__EXERCISE REQUIREMENTS__. Find the string "coordinates" and gather every line that holds it.

A block of data
— Start —

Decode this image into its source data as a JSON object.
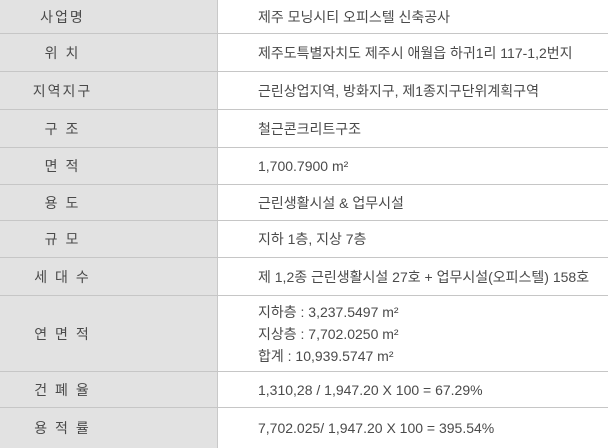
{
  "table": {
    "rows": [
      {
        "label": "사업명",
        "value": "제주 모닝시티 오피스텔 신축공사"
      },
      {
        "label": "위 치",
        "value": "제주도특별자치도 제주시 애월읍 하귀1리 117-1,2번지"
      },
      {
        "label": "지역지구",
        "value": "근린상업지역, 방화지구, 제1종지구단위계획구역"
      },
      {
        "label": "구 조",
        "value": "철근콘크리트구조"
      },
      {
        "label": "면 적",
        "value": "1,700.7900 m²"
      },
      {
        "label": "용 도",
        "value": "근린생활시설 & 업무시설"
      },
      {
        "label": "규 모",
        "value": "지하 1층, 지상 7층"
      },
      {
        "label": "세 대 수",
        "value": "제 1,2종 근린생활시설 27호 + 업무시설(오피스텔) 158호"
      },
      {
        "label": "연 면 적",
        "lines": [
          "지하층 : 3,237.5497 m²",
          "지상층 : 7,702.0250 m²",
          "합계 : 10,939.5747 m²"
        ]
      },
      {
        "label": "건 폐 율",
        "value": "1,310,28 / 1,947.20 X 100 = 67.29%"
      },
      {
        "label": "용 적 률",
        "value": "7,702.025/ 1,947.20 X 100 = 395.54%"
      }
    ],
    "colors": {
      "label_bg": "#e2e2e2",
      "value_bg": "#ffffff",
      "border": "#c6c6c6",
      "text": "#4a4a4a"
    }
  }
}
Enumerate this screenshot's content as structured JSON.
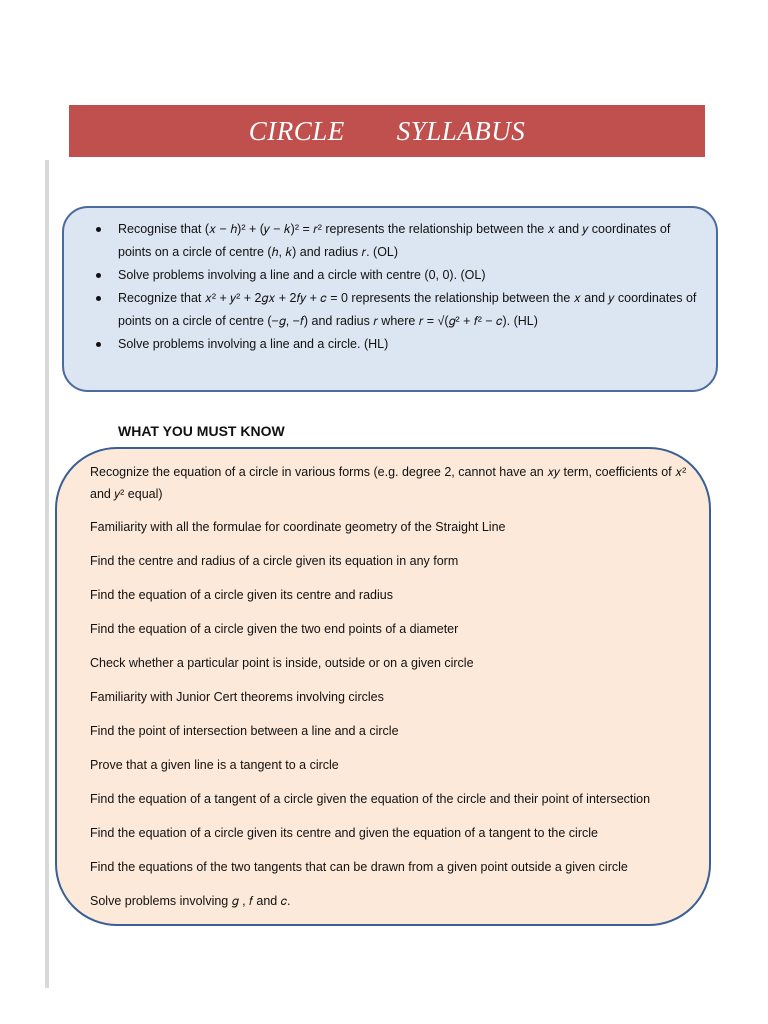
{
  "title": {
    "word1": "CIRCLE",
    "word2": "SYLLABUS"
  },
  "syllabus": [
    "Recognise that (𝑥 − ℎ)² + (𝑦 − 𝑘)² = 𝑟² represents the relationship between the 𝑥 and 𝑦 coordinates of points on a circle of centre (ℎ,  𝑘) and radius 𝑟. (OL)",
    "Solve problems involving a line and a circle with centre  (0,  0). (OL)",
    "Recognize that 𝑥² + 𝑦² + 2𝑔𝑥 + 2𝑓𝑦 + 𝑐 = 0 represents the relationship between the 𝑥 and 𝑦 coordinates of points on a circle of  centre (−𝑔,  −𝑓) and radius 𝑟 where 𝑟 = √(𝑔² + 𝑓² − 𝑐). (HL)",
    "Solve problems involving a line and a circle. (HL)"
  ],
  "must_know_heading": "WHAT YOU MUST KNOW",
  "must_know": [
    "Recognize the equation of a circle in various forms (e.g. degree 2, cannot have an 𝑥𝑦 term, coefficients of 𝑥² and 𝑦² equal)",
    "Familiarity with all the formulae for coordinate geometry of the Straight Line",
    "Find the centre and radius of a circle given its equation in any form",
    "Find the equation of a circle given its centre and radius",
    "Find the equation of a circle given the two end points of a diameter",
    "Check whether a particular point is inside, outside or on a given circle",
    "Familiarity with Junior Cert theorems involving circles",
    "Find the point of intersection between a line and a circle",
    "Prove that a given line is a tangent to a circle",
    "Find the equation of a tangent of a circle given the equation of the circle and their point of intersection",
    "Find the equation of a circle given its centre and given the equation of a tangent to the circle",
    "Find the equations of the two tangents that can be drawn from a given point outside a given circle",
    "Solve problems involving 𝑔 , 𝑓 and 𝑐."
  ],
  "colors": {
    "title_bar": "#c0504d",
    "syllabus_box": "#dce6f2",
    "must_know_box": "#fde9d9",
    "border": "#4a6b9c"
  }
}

— End —
— Start —

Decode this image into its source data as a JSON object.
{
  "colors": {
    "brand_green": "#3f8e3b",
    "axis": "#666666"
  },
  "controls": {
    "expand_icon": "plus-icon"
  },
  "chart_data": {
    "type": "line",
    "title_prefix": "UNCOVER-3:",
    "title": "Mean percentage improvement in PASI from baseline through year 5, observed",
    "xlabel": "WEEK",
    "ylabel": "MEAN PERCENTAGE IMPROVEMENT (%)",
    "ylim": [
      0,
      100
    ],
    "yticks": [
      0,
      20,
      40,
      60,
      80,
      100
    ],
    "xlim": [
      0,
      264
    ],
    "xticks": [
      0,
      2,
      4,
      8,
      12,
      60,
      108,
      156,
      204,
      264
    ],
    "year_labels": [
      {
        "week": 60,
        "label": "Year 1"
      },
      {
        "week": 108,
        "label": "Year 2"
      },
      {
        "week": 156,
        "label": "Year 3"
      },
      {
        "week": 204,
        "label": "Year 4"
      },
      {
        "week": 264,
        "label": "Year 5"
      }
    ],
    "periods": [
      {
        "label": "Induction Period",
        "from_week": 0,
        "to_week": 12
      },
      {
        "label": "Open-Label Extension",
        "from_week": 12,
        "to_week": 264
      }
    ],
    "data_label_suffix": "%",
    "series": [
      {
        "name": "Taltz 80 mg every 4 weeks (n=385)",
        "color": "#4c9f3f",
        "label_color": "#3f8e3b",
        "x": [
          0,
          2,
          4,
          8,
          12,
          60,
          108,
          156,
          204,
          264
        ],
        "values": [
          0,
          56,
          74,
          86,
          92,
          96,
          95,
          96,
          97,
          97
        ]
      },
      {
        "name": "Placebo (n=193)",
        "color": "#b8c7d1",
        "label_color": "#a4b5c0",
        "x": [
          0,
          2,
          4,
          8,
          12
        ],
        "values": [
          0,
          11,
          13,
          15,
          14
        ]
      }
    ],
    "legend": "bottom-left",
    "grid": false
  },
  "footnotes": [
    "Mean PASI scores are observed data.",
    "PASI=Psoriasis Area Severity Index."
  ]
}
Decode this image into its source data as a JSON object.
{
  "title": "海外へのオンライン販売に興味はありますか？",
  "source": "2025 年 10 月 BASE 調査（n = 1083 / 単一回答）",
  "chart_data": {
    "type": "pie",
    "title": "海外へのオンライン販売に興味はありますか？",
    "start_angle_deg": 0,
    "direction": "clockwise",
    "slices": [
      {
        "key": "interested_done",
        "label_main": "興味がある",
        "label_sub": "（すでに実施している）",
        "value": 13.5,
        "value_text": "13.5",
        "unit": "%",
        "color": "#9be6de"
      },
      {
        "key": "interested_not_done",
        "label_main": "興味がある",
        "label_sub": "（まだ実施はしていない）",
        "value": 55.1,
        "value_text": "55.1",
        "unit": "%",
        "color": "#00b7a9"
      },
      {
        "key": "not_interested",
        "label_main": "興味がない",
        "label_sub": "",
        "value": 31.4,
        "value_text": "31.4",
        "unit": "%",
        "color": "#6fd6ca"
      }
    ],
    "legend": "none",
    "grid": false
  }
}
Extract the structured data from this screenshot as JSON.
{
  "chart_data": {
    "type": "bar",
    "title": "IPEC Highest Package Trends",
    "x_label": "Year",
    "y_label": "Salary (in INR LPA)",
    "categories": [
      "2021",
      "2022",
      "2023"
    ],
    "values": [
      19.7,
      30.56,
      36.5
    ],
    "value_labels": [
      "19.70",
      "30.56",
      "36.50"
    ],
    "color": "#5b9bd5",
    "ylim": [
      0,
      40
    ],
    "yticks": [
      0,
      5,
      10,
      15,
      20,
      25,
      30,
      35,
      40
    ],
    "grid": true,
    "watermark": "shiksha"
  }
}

— End —

__WORKED SOLUTION__.
    "Recognise that (𝑥 − ℎ)² + (𝑦 − 𝑘)² = 𝑟² represents the relationship between the 𝑥 and 𝑦 coordinates of points on a circle of centre (ℎ,  𝑘) and radius 𝑟. (OL)",
    "Recognize that 𝑥² + 𝑦² + 2𝑔𝑥 + 2𝑓𝑦 + 𝑐 = 0 represents the relationship between the 𝑥 and 𝑦 coordinates of points on a circle of  centre (−𝑔,  −𝑓) and radius 𝑟 where 𝑟 = √(𝑔² + 𝑓² − 𝑐). (HL)",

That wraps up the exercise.